**AIM**. Write out the whole listing exactly as it stands.

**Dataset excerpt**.
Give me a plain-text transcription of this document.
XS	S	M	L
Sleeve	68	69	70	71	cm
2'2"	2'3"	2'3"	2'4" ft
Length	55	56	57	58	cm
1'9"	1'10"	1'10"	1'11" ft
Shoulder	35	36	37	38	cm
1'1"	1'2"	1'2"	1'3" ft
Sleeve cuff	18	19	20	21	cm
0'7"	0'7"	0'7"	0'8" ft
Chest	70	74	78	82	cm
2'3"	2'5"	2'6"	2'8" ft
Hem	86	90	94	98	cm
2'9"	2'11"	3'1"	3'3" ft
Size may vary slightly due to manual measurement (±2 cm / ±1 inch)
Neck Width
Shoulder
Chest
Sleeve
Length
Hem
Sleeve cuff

**FINISHED TASK**.
Give me a plain-text transcription of this document.
XS	S	M	L
Sleeve	68	69	70	71	cm
2'2"	2'3"	2'3"	2'4" ft
Length	55	56	57	58	cm
1'9"	1'10"	1'10"	1'11" ft
Shoulder	35	36	37	38	cm
1'1"	1'2"	1'2"	1'3" ft
Sleeve cuff	18	19	20	21	cm
0'7"	0'7"	0'7"	0'8" ft
Chest	70	74	78	82	cm
2'3"	2'5"	2'6"	2'8" ft
Hem	86	90	94	98	cm
2'9"	2'11"	3'1"	3'3" ft
Size may vary slightly due to manual measurement (±2 cm / ±1 inch)
Neck Width
Shoulder
Chest
Sleeve
Length
Hem
Sleeve cuff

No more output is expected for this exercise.